TASK REQUIREMENTS – Entries follow. Set all of them down as they stand.

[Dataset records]
===

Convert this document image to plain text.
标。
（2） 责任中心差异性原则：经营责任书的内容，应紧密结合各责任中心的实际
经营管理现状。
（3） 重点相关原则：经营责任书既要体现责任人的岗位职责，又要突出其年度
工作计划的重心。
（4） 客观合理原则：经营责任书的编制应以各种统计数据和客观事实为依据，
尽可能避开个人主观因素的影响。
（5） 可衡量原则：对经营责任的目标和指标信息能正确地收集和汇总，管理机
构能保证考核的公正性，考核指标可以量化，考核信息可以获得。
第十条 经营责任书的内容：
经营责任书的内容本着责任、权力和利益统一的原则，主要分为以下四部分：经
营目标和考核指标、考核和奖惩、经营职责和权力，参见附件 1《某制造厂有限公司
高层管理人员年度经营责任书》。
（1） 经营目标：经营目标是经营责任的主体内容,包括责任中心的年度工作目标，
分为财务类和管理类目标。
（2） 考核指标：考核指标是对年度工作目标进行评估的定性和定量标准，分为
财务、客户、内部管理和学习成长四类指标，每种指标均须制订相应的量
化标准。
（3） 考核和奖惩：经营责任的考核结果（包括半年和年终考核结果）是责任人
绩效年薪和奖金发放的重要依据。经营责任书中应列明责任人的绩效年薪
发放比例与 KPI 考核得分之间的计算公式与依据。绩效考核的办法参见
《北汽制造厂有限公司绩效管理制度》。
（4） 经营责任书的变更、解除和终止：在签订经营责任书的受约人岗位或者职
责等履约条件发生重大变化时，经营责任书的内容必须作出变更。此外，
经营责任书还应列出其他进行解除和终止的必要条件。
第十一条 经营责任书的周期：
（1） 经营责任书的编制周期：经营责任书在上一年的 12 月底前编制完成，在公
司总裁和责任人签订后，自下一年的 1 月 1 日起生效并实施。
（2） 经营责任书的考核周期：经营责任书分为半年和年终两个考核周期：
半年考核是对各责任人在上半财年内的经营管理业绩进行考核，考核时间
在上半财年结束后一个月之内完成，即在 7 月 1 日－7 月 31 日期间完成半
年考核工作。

===

SOLUTION –
Convert this document image to plain text.
标。
（2） 责任中心差异性原则：经营责任书的内容，应紧密结合各责任中心的实际
经营管理现状。
（3） 重点相关原则：经营责任书既要体现责任人的岗位职责，又要突出其年度
工作计划的重心。
（4） 客观合理原则：经营责任书的编制应以各种统计数据和客观事实为依据，
尽可能避开个人主观因素的影响。
（5） 可衡量原则：对经营责任的目标和指标信息能正确地收集和汇总，管理机
构能保证考核的公正性，考核指标可以量化，考核信息可以获得。
第十条 经营责任书的内容：
经营责任书的内容本着责任、权力和利益统一的原则，主要分为以下四部分：经
营目标和考核指标、考核和奖惩、经营职责和权力，参见附件 1《某制造厂有限公司
高层管理人员年度经营责任书》。
（1） 经营目标：经营目标是经营责任的主体内容,包括责任中心的年度工作目标，
分为财务类和管理类目标。
（2） 考核指标：考核指标是对年度工作目标进行评估的定性和定量标准，分为
财务、客户、内部管理和学习成长四类指标，每种指标均须制订相应的量
化标准。
（3） 考核和奖惩：经营责任的考核结果（包括半年和年终考核结果）是责任人
绩效年薪和奖金发放的重要依据。经营责任书中应列明责任人的绩效年薪
发放比例与 KPI 考核得分之间的计算公式与依据。绩效考核的办法参见
《北汽制造厂有限公司绩效管理制度》。
（4） 经营责任书的变更、解除和终止：在签订经营责任书的受约人岗位或者职
责等履约条件发生重大变化时，经营责任书的内容必须作出变更。此外，
经营责任书还应列出其他进行解除和终止的必要条件。
第十一条 经营责任书的周期：
（1） 经营责任书的编制周期：经营责任书在上一年的 12 月底前编制完成，在公
司总裁和责任人签订后，自下一年的 1 月 1 日起生效并实施。
（2） 经营责任书的考核周期：经营责任书分为半年和年终两个考核周期：
半年考核是对各责任人在上半财年内的经营管理业绩进行考核，考核时间
在上半财年结束后一个月之内完成，即在 7 月 1 日－7 月 31 日期间完成半
年考核工作。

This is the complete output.